**WORKING DATA:**

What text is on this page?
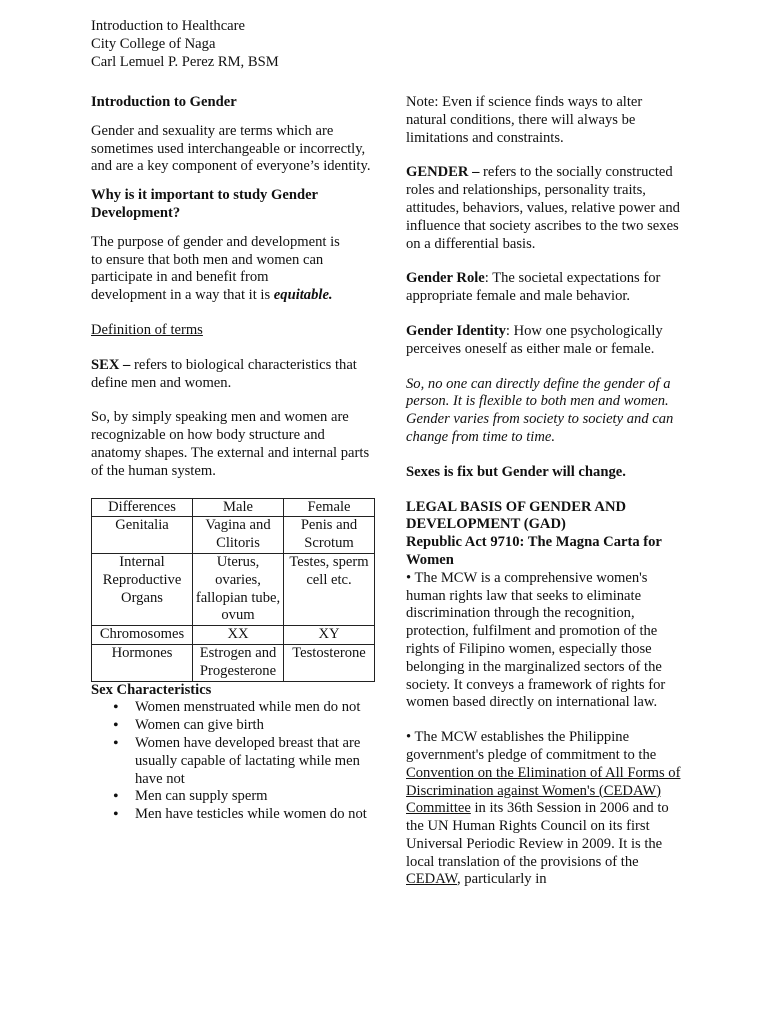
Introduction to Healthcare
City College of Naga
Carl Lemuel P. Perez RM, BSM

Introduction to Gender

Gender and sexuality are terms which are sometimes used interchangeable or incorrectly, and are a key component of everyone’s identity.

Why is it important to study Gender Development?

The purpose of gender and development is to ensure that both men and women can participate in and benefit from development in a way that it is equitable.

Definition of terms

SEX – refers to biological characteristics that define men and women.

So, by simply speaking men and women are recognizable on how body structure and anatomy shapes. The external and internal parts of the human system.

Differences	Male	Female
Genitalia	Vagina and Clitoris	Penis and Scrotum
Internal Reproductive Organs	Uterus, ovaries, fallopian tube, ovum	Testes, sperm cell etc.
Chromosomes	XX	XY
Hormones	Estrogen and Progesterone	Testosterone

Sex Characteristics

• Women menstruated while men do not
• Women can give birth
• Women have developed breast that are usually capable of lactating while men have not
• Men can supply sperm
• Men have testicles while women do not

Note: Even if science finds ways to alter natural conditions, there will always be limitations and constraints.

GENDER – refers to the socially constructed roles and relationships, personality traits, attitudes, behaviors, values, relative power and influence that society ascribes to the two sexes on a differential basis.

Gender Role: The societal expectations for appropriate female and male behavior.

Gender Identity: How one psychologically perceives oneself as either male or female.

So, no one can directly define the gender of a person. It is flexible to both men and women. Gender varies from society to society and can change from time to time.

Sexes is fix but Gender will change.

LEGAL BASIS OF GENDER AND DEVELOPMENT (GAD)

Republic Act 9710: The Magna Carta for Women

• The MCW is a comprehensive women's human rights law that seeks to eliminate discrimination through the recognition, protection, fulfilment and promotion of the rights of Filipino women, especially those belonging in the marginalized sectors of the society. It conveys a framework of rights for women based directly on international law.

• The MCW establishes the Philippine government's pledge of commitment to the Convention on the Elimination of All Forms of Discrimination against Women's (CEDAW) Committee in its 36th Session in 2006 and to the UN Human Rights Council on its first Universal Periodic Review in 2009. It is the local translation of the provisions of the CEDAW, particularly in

**EXERCISE DETAILS:** In the records above, locate each line with the word "society". Copy all such lines.

**OUTPUT FOR THIS EXERCISE:**
GENDER – refers to the socially constructed roles and relationships, personality traits, attitudes, behaviors, values, relative power and influence that society ascribes to the two sexes on a differential basis.
So, no one can directly define the gender of a person. It is flexible to both men and women. Gender varies from society to society and can change from time to time.
• The MCW is a comprehensive women's human rights law that seeks to eliminate discrimination through the recognition, protection, fulfilment and promotion of the rights of Filipino women, especially those belonging in the marginalized sectors of the society. It conveys a framework of rights for women based directly on international law.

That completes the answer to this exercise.